## WHAT YOU HAVE TO DO
Take every line from the listing below that contains "name".

## RECORDED INFORMATION

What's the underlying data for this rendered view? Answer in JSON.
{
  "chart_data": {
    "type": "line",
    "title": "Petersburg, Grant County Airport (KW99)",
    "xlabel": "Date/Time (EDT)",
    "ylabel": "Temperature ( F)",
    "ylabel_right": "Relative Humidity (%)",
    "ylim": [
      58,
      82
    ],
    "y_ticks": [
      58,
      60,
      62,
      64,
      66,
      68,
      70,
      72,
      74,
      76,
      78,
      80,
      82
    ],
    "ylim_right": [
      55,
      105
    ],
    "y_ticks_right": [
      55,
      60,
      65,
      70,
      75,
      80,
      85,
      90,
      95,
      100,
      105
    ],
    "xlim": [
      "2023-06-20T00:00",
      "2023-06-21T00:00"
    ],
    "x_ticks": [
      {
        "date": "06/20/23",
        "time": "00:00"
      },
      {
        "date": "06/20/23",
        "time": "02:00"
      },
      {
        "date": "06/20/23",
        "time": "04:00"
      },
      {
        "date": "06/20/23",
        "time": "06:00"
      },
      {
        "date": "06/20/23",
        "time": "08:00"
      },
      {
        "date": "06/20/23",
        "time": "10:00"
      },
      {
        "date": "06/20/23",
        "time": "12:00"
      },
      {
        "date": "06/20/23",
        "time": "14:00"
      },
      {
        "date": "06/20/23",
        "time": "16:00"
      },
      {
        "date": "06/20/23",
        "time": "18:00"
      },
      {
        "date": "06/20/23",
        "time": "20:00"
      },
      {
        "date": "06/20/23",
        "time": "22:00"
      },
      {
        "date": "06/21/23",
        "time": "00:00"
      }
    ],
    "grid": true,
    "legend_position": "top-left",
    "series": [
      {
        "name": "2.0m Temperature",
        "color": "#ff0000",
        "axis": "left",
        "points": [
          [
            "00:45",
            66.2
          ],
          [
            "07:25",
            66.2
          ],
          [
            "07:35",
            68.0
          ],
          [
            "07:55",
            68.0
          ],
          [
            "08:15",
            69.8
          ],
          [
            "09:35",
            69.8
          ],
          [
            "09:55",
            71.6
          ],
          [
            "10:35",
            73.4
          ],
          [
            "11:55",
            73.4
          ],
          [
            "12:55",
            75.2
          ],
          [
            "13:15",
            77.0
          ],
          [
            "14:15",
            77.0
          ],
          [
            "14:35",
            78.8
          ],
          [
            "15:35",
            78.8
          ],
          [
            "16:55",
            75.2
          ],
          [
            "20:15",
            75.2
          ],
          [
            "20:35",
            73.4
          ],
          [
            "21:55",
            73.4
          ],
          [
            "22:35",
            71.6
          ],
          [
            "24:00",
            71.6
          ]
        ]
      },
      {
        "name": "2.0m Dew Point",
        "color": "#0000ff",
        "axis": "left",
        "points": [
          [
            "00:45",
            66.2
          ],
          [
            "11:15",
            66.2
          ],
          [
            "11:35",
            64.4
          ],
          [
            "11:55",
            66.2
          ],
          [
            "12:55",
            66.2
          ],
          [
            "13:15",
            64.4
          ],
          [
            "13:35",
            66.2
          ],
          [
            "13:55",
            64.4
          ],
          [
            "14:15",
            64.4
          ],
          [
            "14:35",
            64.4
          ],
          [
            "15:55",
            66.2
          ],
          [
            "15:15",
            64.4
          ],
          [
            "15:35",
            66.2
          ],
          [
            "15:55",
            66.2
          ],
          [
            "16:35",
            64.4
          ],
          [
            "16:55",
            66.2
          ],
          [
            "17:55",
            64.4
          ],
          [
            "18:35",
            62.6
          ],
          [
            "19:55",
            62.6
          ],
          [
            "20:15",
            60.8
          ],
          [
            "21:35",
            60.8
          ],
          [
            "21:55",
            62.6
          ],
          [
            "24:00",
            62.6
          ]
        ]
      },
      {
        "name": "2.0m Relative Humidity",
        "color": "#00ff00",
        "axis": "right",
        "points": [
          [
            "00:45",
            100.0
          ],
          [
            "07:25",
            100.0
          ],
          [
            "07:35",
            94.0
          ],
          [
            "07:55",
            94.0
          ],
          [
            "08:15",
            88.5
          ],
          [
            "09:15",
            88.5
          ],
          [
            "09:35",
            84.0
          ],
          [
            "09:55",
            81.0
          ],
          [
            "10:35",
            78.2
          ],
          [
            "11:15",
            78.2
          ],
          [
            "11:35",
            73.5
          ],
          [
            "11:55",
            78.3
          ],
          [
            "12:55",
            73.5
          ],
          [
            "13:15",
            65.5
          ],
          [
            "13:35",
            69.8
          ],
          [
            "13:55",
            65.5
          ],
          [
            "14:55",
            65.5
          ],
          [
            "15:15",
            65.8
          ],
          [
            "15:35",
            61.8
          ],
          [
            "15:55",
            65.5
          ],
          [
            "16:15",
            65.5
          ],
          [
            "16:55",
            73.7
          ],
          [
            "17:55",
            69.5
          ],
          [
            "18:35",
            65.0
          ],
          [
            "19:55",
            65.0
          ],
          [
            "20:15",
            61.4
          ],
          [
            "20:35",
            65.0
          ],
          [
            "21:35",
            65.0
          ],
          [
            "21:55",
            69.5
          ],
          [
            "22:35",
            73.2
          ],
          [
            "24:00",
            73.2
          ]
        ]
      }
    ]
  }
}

## TASK ANSWER
        "name": "2.0m Temperature",
        "name": "2.0m Dew Point",
        "name": "2.0m Relative Humidity",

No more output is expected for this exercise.